-- OBJECTIVE 1 --
From the personal account, write out the passage between "I was hit by" and "of who I was.", inclusive.
-- OBJECTIVE 2 --
Decide whether each statement agrees with the personal account, answering yes or no and quoting the deciding words: (a) The meeting at church happened in June. (b) The narrator's home was on a quiet side street. (c) The narrator left the house openly, telling no one to hide it.
-- OBJECTIVE 3 --
According to the personal account, where did the narrator see her in June?

-- PAGE EXTRACT --
For the next two years, this was all I remembered from that May evening.

A few weeks later, now in June, summer break was in full swing and I saw her at church. “We should hang out again sometime.”

She looked at me and said, “Luke, I don’t think I should be spending time with you.”

I was hit by a truck.

This was the one relationship from which I drew so much value from. Far, far too much value.

This turn in our friendship left me feeling ashamed of who I was.

That night, back in my home, I remember sitting on my floor with my back to my door. Tears streamed down my face. I had never hated myself so much. The only thing my mind could process was this: I am worthless. The one relationship I had which I had hung my stability on was shattered.

I snuck outside and stood in the driveway. I hated myself so much. It was dark outside. We lived on a highway. People were flying down the road at 60+ MPH. Having gone out to get the mail many times, I knew people didn’t flinch if someone stood at the edge of the road waiting for an opportunity to cross. Perhaps I could simply fling myself in front of a car.

-- SOURCE EXCERPT --
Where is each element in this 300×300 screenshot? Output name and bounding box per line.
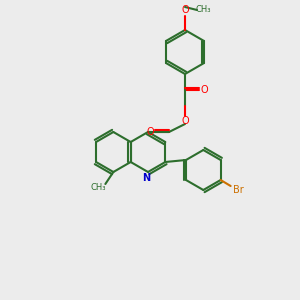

-- WRITTEN RESPONSE 1 --
I was hit by a truck.

This was the one relationship from which I drew so much value from. Far, far too much value.

This turn in our friendship left me feeling ashamed of who I was.

-- WRITTEN RESPONSE 2 --
(a) Yes: "A few weeks later, now in June, summer break was in full swing and I saw her at church."
(b) No: "We lived on a highway."
(c) No: "I snuck outside and stood in the driveway."

-- WRITTEN RESPONSE 3 --
At church.